Task to complete:
Turn the lines from the start of the listings through the one containing "track-counter: 1/30 (200, 18, 220, 28)" into a numbered list, skipping any blank lines.

Annotated element listings:
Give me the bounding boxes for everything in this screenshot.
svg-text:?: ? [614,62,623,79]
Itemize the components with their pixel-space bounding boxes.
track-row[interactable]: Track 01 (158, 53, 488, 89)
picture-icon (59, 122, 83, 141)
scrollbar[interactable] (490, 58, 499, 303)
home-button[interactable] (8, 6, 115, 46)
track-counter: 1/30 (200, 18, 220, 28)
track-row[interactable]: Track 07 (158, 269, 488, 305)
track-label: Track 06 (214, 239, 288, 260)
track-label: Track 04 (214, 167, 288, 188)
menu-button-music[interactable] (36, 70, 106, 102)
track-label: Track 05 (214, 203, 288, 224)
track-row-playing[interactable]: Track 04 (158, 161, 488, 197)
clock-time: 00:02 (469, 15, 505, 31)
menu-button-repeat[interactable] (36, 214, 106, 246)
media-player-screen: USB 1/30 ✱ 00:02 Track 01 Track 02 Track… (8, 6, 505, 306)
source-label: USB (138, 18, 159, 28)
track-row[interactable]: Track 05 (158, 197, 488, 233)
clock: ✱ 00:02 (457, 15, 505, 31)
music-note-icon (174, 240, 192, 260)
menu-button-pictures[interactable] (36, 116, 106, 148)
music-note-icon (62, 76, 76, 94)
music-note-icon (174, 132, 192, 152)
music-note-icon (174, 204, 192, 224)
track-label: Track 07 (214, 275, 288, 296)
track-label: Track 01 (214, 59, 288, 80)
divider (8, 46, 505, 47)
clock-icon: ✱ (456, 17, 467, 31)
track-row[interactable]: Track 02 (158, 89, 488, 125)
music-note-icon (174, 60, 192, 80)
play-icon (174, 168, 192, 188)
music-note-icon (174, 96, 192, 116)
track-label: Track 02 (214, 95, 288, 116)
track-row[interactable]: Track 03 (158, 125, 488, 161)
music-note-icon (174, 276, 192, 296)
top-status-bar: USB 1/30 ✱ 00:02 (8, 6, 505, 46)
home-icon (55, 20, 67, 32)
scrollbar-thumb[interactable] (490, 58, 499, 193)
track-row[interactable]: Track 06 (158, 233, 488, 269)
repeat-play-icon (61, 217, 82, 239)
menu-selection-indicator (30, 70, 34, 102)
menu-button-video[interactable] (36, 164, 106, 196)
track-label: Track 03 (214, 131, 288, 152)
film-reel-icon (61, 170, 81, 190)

Result of this exercise:
1. Give me the bounding boxes for everything in this screenshot.
2. svg-text:?: ? [614,62,623,79]
3. Itemize the components with their pixel-space bounding boxes.
4. track-row[interactable]: Track 01 (158, 53, 488, 89)
5. picture-icon (59, 122, 83, 141)
6. scrollbar[interactable] (490, 58, 499, 303)
7. home-button[interactable] (8, 6, 115, 46)
8. track-counter: 1/30 (200, 18, 220, 28)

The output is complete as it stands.